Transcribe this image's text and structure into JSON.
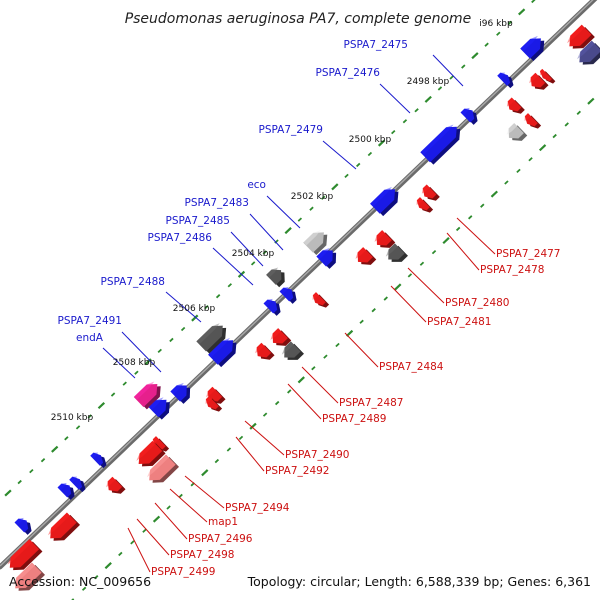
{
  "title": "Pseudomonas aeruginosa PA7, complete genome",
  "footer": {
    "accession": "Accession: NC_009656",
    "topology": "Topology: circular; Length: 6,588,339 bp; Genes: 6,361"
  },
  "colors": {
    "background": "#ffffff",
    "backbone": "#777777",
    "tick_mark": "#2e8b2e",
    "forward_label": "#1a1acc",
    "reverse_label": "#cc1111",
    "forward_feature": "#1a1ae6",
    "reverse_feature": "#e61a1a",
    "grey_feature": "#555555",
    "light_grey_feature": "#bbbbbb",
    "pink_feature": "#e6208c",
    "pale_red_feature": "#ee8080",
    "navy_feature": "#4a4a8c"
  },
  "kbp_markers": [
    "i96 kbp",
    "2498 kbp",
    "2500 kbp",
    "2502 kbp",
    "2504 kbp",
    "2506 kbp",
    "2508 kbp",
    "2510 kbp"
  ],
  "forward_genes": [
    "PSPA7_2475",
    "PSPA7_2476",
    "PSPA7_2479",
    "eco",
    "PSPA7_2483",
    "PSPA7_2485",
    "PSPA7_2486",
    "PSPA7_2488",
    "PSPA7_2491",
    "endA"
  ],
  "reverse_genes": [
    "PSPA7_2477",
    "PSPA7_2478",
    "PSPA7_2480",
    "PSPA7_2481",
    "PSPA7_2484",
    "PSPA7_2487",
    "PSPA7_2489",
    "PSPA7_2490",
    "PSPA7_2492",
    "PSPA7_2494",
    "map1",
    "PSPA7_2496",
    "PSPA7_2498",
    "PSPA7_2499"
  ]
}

++++++++++

- Aim of the task: Apart from the pictures, which are to be omitted, every record must be transcribed exactly.

- Output of the task:
Transcribe this image's text and structure into JSON.
{
  "title": "Pseudomonas aeruginosa PA7, complete genome",
  "footer": {
    "accession": "Accession: NC_009656",
    "topology": "Topology: circular; Length: 6,588,339 bp; Genes: 6,361"
  },
  "colors": {
    "background": "#ffffff",
    "backbone": "#777777",
    "tick_mark": "#2e8b2e",
    "forward_label": "#1a1acc",
    "reverse_label": "#cc1111",
    "forward_feature": "#1a1ae6",
    "reverse_feature": "#e61a1a",
    "grey_feature": "#555555",
    "light_grey_feature": "#bbbbbb",
    "pink_feature": "#e6208c",
    "pale_red_feature": "#ee8080",
    "navy_feature": "#4a4a8c"
  },
  "kbp_markers": [
    "i96 kbp",
    "2498 kbp",
    "2500 kbp",
    "2502 kbp",
    "2504 kbp",
    "2506 kbp",
    "2508 kbp",
    "2510 kbp"
  ],
  "forward_genes": [
    "PSPA7_2475",
    "PSPA7_2476",
    "PSPA7_2479",
    "eco",
    "PSPA7_2483",
    "PSPA7_2485",
    "PSPA7_2486",
    "PSPA7_2488",
    "PSPA7_2491",
    "endA"
  ],
  "reverse_genes": [
    "PSPA7_2477",
    "PSPA7_2478",
    "PSPA7_2480",
    "PSPA7_2481",
    "PSPA7_2484",
    "PSPA7_2487",
    "PSPA7_2489",
    "PSPA7_2490",
    "PSPA7_2492",
    "PSPA7_2494",
    "map1",
    "PSPA7_2496",
    "PSPA7_2498",
    "PSPA7_2499"
  ]
}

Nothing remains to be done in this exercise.